_PROBLEM DESCRIPTION:_ Check each line of the records below and collect those that include the word "新增和改造污水收集管网".

_DATA ENTRIES:_
-------

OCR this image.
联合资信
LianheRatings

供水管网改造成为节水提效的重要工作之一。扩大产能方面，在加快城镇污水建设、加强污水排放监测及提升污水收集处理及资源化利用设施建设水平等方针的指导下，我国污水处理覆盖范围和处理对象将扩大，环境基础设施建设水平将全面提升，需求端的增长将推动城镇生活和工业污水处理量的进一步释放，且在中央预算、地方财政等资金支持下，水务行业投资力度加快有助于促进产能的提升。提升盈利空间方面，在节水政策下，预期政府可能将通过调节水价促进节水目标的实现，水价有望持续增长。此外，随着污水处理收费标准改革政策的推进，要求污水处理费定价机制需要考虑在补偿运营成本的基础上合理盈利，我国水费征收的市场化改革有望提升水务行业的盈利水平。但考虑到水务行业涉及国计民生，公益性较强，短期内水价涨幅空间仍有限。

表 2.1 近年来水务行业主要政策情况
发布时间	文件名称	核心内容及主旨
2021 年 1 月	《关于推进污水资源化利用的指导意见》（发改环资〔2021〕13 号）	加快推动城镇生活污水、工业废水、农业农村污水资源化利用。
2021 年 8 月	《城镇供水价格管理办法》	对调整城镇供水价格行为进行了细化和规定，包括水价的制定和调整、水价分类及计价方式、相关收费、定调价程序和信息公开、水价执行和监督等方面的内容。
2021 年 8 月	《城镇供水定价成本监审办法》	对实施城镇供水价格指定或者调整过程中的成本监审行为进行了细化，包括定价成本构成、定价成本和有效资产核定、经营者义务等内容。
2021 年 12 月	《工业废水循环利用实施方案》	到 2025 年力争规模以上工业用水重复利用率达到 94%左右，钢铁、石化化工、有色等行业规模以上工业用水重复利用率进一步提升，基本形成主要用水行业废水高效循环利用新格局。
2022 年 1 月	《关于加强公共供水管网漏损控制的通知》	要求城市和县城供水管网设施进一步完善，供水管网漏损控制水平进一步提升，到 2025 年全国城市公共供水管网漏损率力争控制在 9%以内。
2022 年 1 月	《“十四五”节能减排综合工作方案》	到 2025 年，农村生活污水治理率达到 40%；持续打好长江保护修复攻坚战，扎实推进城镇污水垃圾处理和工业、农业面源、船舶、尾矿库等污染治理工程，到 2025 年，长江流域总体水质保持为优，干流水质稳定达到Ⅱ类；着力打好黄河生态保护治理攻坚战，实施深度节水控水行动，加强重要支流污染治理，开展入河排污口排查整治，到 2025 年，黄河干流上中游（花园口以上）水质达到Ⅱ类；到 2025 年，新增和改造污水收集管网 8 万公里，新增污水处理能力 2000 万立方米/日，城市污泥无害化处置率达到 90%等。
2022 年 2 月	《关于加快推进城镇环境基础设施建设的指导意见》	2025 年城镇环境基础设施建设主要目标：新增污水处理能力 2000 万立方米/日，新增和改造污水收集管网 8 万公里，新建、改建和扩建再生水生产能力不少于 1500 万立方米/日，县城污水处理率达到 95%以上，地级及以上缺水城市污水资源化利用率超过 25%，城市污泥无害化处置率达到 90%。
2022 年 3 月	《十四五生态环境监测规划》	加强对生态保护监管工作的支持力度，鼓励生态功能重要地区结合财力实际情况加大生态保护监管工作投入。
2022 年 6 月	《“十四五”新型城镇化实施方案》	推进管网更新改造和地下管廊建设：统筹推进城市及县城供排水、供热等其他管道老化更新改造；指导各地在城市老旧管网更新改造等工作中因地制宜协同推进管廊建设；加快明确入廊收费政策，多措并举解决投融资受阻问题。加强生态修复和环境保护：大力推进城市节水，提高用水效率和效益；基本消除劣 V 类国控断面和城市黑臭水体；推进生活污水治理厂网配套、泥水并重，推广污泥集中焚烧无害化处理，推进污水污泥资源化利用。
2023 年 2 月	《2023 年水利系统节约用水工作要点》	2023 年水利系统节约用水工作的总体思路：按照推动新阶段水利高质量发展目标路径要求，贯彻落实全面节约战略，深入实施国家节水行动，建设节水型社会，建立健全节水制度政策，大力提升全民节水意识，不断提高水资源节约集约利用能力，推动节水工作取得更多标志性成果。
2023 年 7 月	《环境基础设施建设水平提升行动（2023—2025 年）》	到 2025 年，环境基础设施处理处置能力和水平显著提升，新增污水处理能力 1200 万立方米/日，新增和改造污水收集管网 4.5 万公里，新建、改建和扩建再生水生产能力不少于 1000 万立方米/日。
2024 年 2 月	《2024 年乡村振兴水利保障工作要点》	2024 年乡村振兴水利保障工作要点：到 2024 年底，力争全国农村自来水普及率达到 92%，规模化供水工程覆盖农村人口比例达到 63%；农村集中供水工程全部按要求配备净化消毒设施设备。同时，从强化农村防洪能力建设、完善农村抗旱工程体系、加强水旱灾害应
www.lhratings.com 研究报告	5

-------

_OUTPUT:_
2022 年 1 月	《“十四五”节能减排综合工作方案》	到 2025 年，农村生活污水治理率达到 40%；持续打好长江保护修复攻坚战，扎实推进城镇污水垃圾处理和工业、农业面源、船舶、尾矿库等污染治理工程，到 2025 年，长江流域总体水质保持为优，干流水质稳定达到Ⅱ类；着力打好黄河生态保护治理攻坚战，实施深度节水控水行动，加强重要支流污染治理，开展入河排污口排查整治，到 2025 年，黄河干流上中游（花园口以上）水质达到Ⅱ类；到 2025 年，新增和改造污水收集管网 8 万公里，新增污水处理能力 2000 万立方米/日，城市污泥无害化处置率达到 90%等。
2022 年 2 月	《关于加快推进城镇环境基础设施建设的指导意见》	2025 年城镇环境基础设施建设主要目标：新增污水处理能力 2000 万立方米/日，新增和改造污水收集管网 8 万公里，新建、改建和扩建再生水生产能力不少于 1500 万立方米/日，县城污水处理率达到 95%以上，地级及以上缺水城市污水资源化利用率超过 25%，城市污泥无害化处置率达到 90%。
2023 年 7 月	《环境基础设施建设水平提升行动（2023—2025 年）》	到 2025 年，环境基础设施处理处置能力和水平显著提升，新增污水处理能力 1200 万立方米/日，新增和改造污水收集管网 4.5 万公里，新建、改建和扩建再生水生产能力不少于 1000 万立方米/日。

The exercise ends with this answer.